-- start --
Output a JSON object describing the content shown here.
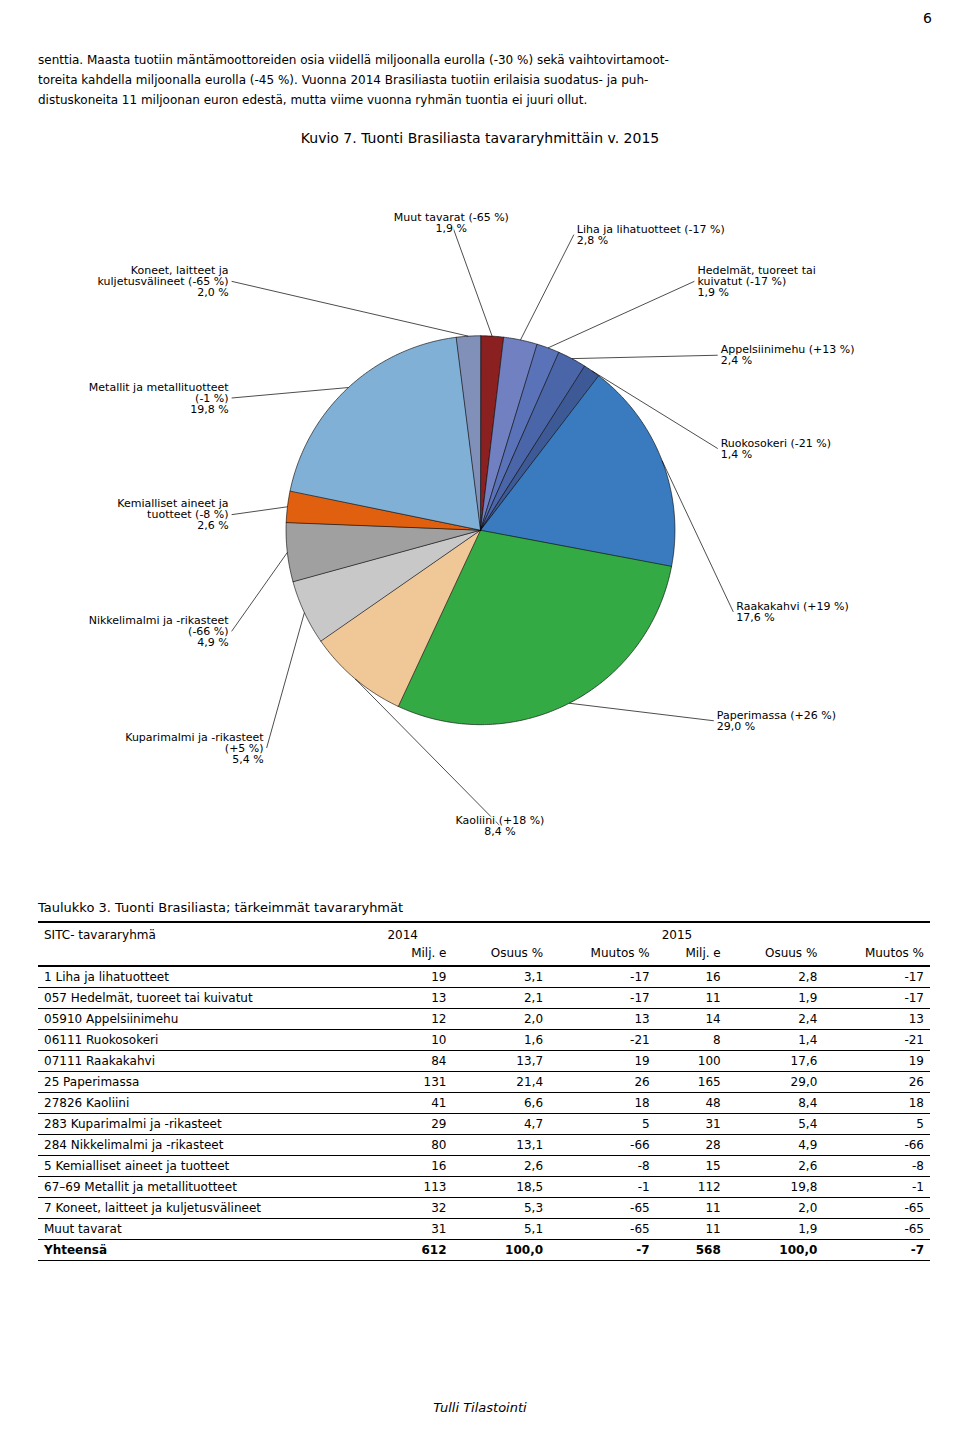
{
  "chart_data": {
    "type": "pie",
    "title": "Kuvio 7. Tuonti Brasiliasta tavararyhmittäin v. 2015",
    "categories": [
      "Muut tavarat (-65 %)",
      "Liha ja lihatuotteet (-17 %)",
      "Hedelmät, tuoreet tai\nkuivatut (-17 %)",
      "Appelsiinimehu (+13 %)",
      "Ruokosokeri (-21 %)",
      "Raakakahvi (+19 %)",
      "Paperimassa (+26 %)",
      "Kaoliini (+18 %)",
      "Kuparimalmi ja -rikasteet\n(+5 %)",
      "Nikkelimalmi ja -rikasteet\n(-66 %)",
      "Kemialliset aineet ja\ntuotteet (-8 %)",
      "Metallit ja metallituotteet\n(-1 %)",
      "Koneet, laitteet ja\nkuljetusvälineet (-65 %)"
    ],
    "values": [
      1.9,
      2.8,
      1.9,
      2.4,
      1.4,
      17.6,
      29.0,
      8.4,
      5.4,
      4.9,
      2.6,
      19.8,
      2.0
    ],
    "value_labels": [
      "1,9 %",
      "2,8 %",
      "1,9 %",
      "2,4 %",
      "1,4 %",
      "17,6 %",
      "29,0 %",
      "8,4 %",
      "5,4 %",
      "4,9 %",
      "2,6 %",
      "19,8 %",
      "2,0 %"
    ],
    "data_labels": true,
    "colors": [
      "#8b2020",
      "#7080c0",
      "#5a72b8",
      "#4a65a8",
      "#3d5a96",
      "#3a7abf",
      "#33aa44",
      "#f0c898",
      "#c8c8c8",
      "#a0a0a0",
      "#e06010",
      "#80b0d5",
      "#8090b8"
    ]
  },
  "page_number": "6",
  "paragraph": [
    "senttia. Maasta tuotiin mäntämoottoreiden osia viidellä miljoonalla eurolla (-30 %) sekä vaihtovirtamoot-",
    "toreita kahdella miljoonalla eurolla (-45 %). Vuonna 2014 Brasiliasta tuotiin erilaisia suodatus- ja puh-",
    "distuskoneita 11 miljoonan euron edestä, mutta viime vuonna ryhmän tuontia ei juuri ollut."
  ],
  "table": {
    "title": "Taulukko 3. Tuonti Brasiliasta; tärkeimmät tavararyhmät",
    "header": [
      "SITC- tavararyhmä",
      "2014",
      "2015"
    ],
    "subheader": [
      "Milj. e",
      "Osuus %",
      "Muutos %",
      "Milj. e",
      "Osuus %",
      "Muutos %"
    ],
    "rows": [
      [
        "1 Liha ja lihatuotteet",
        "19",
        "3,1",
        "-17",
        "16",
        "2,8",
        "-17"
      ],
      [
        "057 Hedelmät, tuoreet tai kuivatut",
        "13",
        "2,1",
        "-17",
        "11",
        "1,9",
        "-17"
      ],
      [
        "05910 Appelsiinimehu",
        "12",
        "2,0",
        "13",
        "14",
        "2,4",
        "13"
      ],
      [
        "06111 Ruokosokeri",
        "10",
        "1,6",
        "-21",
        "8",
        "1,4",
        "-21"
      ],
      [
        "07111 Raakakahvi",
        "84",
        "13,7",
        "19",
        "100",
        "17,6",
        "19"
      ],
      [
        "25 Paperimassa",
        "131",
        "21,4",
        "26",
        "165",
        "29,0",
        "26"
      ],
      [
        "27826 Kaoliini",
        "41",
        "6,6",
        "18",
        "48",
        "8,4",
        "18"
      ],
      [
        "283 Kuparimalmi ja -rikasteet",
        "29",
        "4,7",
        "5",
        "31",
        "5,4",
        "5"
      ],
      [
        "284 Nikkelimalmi ja -rikasteet",
        "80",
        "13,1",
        "-66",
        "28",
        "4,9",
        "-66"
      ],
      [
        "5 Kemialliset aineet ja tuotteet",
        "16",
        "2,6",
        "-8",
        "15",
        "2,6",
        "-8"
      ],
      [
        "67–69 Metallit ja metallituotteet",
        "113",
        "18,5",
        "-1",
        "112",
        "19,8",
        "-1"
      ],
      [
        "7 Koneet, laitteet ja kuljetusvälineet",
        "32",
        "5,3",
        "-65",
        "11",
        "2,0",
        "-65"
      ],
      [
        "Muut tavarat",
        "31",
        "5,1",
        "-65",
        "11",
        "1,9",
        "-65"
      ]
    ],
    "total": [
      "Yhteensä",
      "612",
      "100,0",
      "-7",
      "568",
      "100,0",
      "-7"
    ]
  },
  "footer": "Tulli Tilastointi"
}
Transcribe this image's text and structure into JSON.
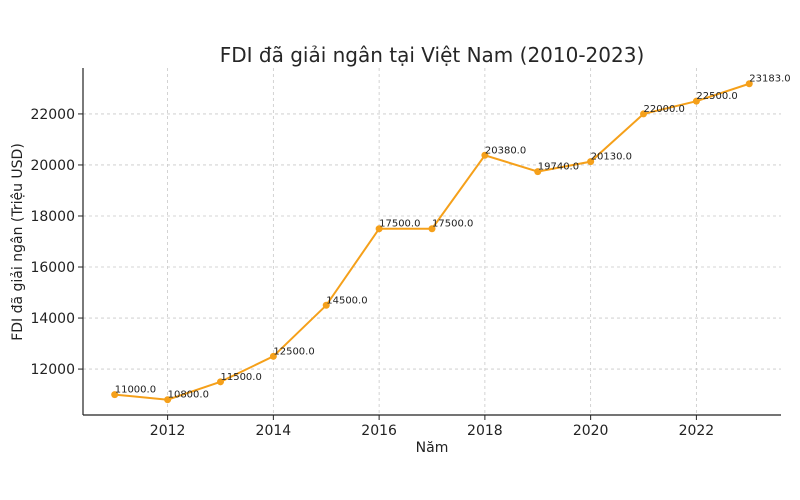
-- end --
§ **STATED EXERCISE**:
All preceding records should be duplicated verbatim, images excepted.

§ **FINAL RESULT**:
Output a JSON object describing the content shown here.
{
  "chart_data": {
    "type": "pie",
    "title": "Kuvio 7. Tuonti Brasiliasta tavararyhmittäin v. 2015",
    "categories": [
      "Muut tavarat (-65 %)",
      "Liha ja lihatuotteet (-17 %)",
      "Hedelmät, tuoreet tai\nkuivatut (-17 %)",
      "Appelsiinimehu (+13 %)",
      "Ruokosokeri (-21 %)",
      "Raakakahvi (+19 %)",
      "Paperimassa (+26 %)",
      "Kaoliini (+18 %)",
      "Kuparimalmi ja -rikasteet\n(+5 %)",
      "Nikkelimalmi ja -rikasteet\n(-66 %)",
      "Kemialliset aineet ja\ntuotteet (-8 %)",
      "Metallit ja metallituotteet\n(-1 %)",
      "Koneet, laitteet ja\nkuljetusvälineet (-65 %)"
    ],
    "values": [
      1.9,
      2.8,
      1.9,
      2.4,
      1.4,
      17.6,
      29.0,
      8.4,
      5.4,
      4.9,
      2.6,
      19.8,
      2.0
    ],
    "value_labels": [
      "1,9 %",
      "2,8 %",
      "1,9 %",
      "2,4 %",
      "1,4 %",
      "17,6 %",
      "29,0 %",
      "8,4 %",
      "5,4 %",
      "4,9 %",
      "2,6 %",
      "19,8 %",
      "2,0 %"
    ],
    "data_labels": true,
    "colors": [
      "#8b2020",
      "#7080c0",
      "#5a72b8",
      "#4a65a8",
      "#3d5a96",
      "#3a7abf",
      "#33aa44",
      "#f0c898",
      "#c8c8c8",
      "#a0a0a0",
      "#e06010",
      "#80b0d5",
      "#8090b8"
    ]
  },
  "page_number": "6",
  "paragraph": [
    "senttia. Maasta tuotiin mäntämoottoreiden osia viidellä miljoonalla eurolla (-30 %) sekä vaihtovirtamoot-",
    "toreita kahdella miljoonalla eurolla (-45 %). Vuonna 2014 Brasiliasta tuotiin erilaisia suodatus- ja puh-",
    "distuskoneita 11 miljoonan euron edestä, mutta viime vuonna ryhmän tuontia ei juuri ollut."
  ],
  "table": {
    "title": "Taulukko 3. Tuonti Brasiliasta; tärkeimmät tavararyhmät",
    "header": [
      "SITC- tavararyhmä",
      "2014",
      "2015"
    ],
    "subheader": [
      "Milj. e",
      "Osuus %",
      "Muutos %",
      "Milj. e",
      "Osuus %",
      "Muutos %"
    ],
    "rows": [
      [
        "1 Liha ja lihatuotteet",
        "19",
        "3,1",
        "-17",
        "16",
        "2,8",
        "-17"
      ],
      [
        "057 Hedelmät, tuoreet tai kuivatut",
        "13",
        "2,1",
        "-17",
        "11",
        "1,9",
        "-17"
      ],
      [
        "05910 Appelsiinimehu",
        "12",
        "2,0",
        "13",
        "14",
        "2,4",
        "13"
      ],
      [
        "06111 Ruokosokeri",
        "10",
        "1,6",
        "-21",
        "8",
        "1,4",
        "-21"
      ],
      [
        "07111 Raakakahvi",
        "84",
        "13,7",
        "19",
        "100",
        "17,6",
        "19"
      ],
      [
        "25 Paperimassa",
        "131",
        "21,4",
        "26",
        "165",
        "29,0",
        "26"
      ],
      [
        "27826 Kaoliini",
        "41",
        "6,6",
        "18",
        "48",
        "8,4",
        "18"
      ],
      [
        "283 Kuparimalmi ja -rikasteet",
        "29",
        "4,7",
        "5",
        "31",
        "5,4",
        "5"
      ],
      [
        "284 Nikkelimalmi ja -rikasteet",
        "80",
        "13,1",
        "-66",
        "28",
        "4,9",
        "-66"
      ],
      [
        "5 Kemialliset aineet ja tuotteet",
        "16",
        "2,6",
        "-8",
        "15",
        "2,6",
        "-8"
      ],
      [
        "67–69 Metallit ja metallituotteet",
        "113",
        "18,5",
        "-1",
        "112",
        "19,8",
        "-1"
      ],
      [
        "7 Koneet, laitteet ja kuljetusvälineet",
        "32",
        "5,3",
        "-65",
        "11",
        "2,0",
        "-65"
      ],
      [
        "Muut tavarat",
        "31",
        "5,1",
        "-65",
        "11",
        "1,9",
        "-65"
      ]
    ],
    "total": [
      "Yhteensä",
      "612",
      "100,0",
      "-7",
      "568",
      "100,0",
      "-7"
    ]
  },
  "footer": "Tulli Tilastointi"
}
Transcribe this image's text and structure into JSON.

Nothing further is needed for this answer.